Short problem → Without the pictures, reproduce the records that follow exactly.

Source data →
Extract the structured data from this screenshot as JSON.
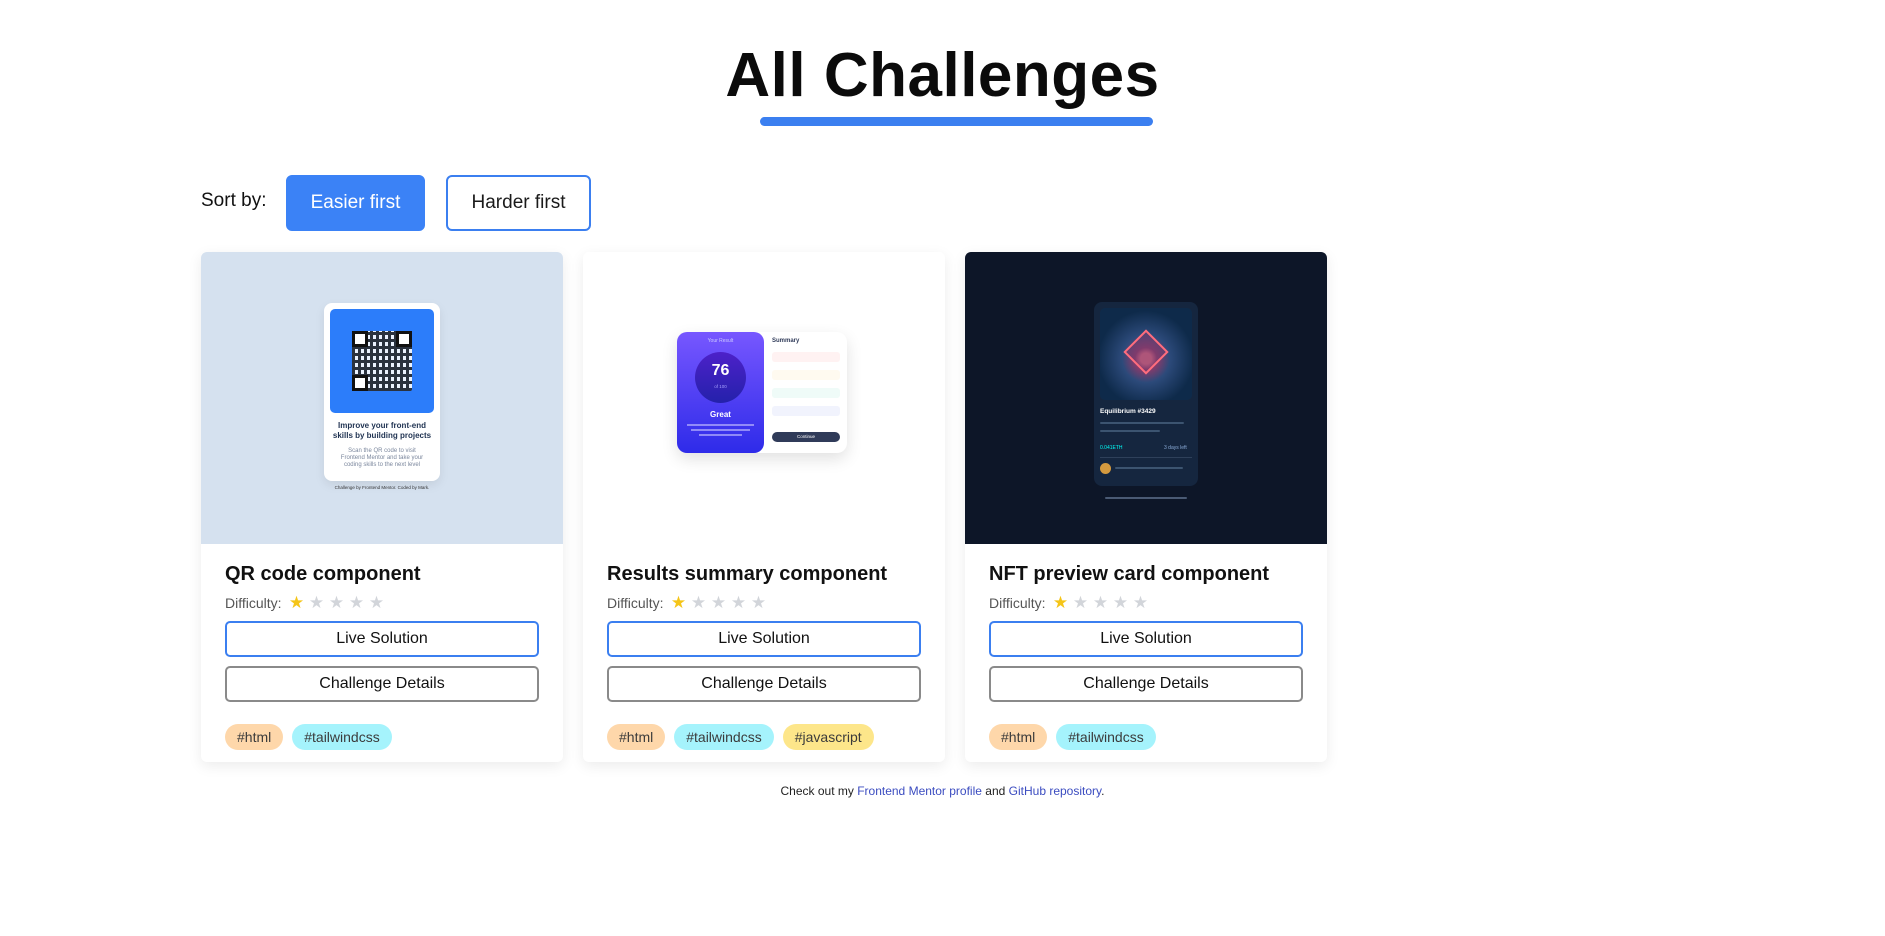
{
  "page": {
    "title": "All Challenges"
  },
  "sort": {
    "label": "Sort by:",
    "options": [
      "Easier first",
      "Harder first"
    ],
    "active": "Easier first"
  },
  "difficulty_label": "Difficulty:",
  "cards": [
    {
      "title": "QR code component",
      "difficulty": 1,
      "difficulty_max": 5,
      "live_label": "Live Solution",
      "details_label": "Challenge Details",
      "tags": [
        "#html",
        "#tailwindcss"
      ],
      "preview": {
        "heading": "Improve your front-end skills by building projects",
        "text": "Scan the QR code to visit Frontend Mentor and take your coding skills to the next level",
        "attribution": "Challenge by Frontend Mentor. Coded by Mark."
      }
    },
    {
      "title": "Results summary component",
      "difficulty": 1,
      "difficulty_max": 5,
      "live_label": "Live Solution",
      "details_label": "Challenge Details",
      "tags": [
        "#html",
        "#tailwindcss",
        "#javascript"
      ],
      "preview": {
        "result_label": "Your Result",
        "score": "76",
        "score_of": "of 100",
        "grade": "Great",
        "summary_label": "Summary",
        "continue_label": "Continue"
      }
    },
    {
      "title": "NFT preview card component",
      "difficulty": 1,
      "difficulty_max": 5,
      "live_label": "Live Solution",
      "details_label": "Challenge Details",
      "tags": [
        "#html",
        "#tailwindcss"
      ],
      "preview": {
        "name": "Equilibrium #3429",
        "price": "0.041ETH",
        "days_left": "3 days left"
      }
    }
  ],
  "footer": {
    "prefix": "Check out my",
    "profile_link": "Frontend Mentor profile",
    "middle": "and",
    "repo_link": "GitHub repository",
    "suffix": "."
  },
  "colors": {
    "accent": "#3b82f6",
    "tag_html": "#fed7aa",
    "tag_tailwind": "#a5f3fc",
    "tag_javascript": "#fde68a",
    "star_on": "#f5c518",
    "star_off": "#d2d5da"
  },
  "icons": [
    "star-icon",
    "arrow-up-icon",
    "clock-icon"
  ]
}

The output →
Extract the structured data from this screenshot as JSON.
{
  "page": {
    "title": "All Challenges"
  },
  "sort": {
    "label": "Sort by:",
    "options": [
      "Easier first",
      "Harder first"
    ],
    "active": "Easier first"
  },
  "difficulty_label": "Difficulty:",
  "cards": [
    {
      "title": "QR code component",
      "difficulty": 1,
      "difficulty_max": 5,
      "live_label": "Live Solution",
      "details_label": "Challenge Details",
      "tags": [
        "#html",
        "#tailwindcss"
      ],
      "preview": {
        "heading": "Improve your front-end skills by building projects",
        "text": "Scan the QR code to visit Frontend Mentor and take your coding skills to the next level",
        "attribution": "Challenge by Frontend Mentor. Coded by Mark."
      }
    },
    {
      "title": "Results summary component",
      "difficulty": 1,
      "difficulty_max": 5,
      "live_label": "Live Solution",
      "details_label": "Challenge Details",
      "tags": [
        "#html",
        "#tailwindcss",
        "#javascript"
      ],
      "preview": {
        "result_label": "Your Result",
        "score": "76",
        "score_of": "of 100",
        "grade": "Great",
        "summary_label": "Summary",
        "continue_label": "Continue"
      }
    },
    {
      "title": "NFT preview card component",
      "difficulty": 1,
      "difficulty_max": 5,
      "live_label": "Live Solution",
      "details_label": "Challenge Details",
      "tags": [
        "#html",
        "#tailwindcss"
      ],
      "preview": {
        "name": "Equilibrium #3429",
        "price": "0.041ETH",
        "days_left": "3 days left"
      }
    }
  ],
  "footer": {
    "prefix": "Check out my",
    "profile_link": "Frontend Mentor profile",
    "middle": "and",
    "repo_link": "GitHub repository",
    "suffix": "."
  },
  "colors": {
    "accent": "#3b82f6",
    "tag_html": "#fed7aa",
    "tag_tailwind": "#a5f3fc",
    "tag_javascript": "#fde68a",
    "star_on": "#f5c518",
    "star_off": "#d2d5da"
  },
  "icons": [
    "star-icon",
    "arrow-up-icon",
    "clock-icon"
  ]
}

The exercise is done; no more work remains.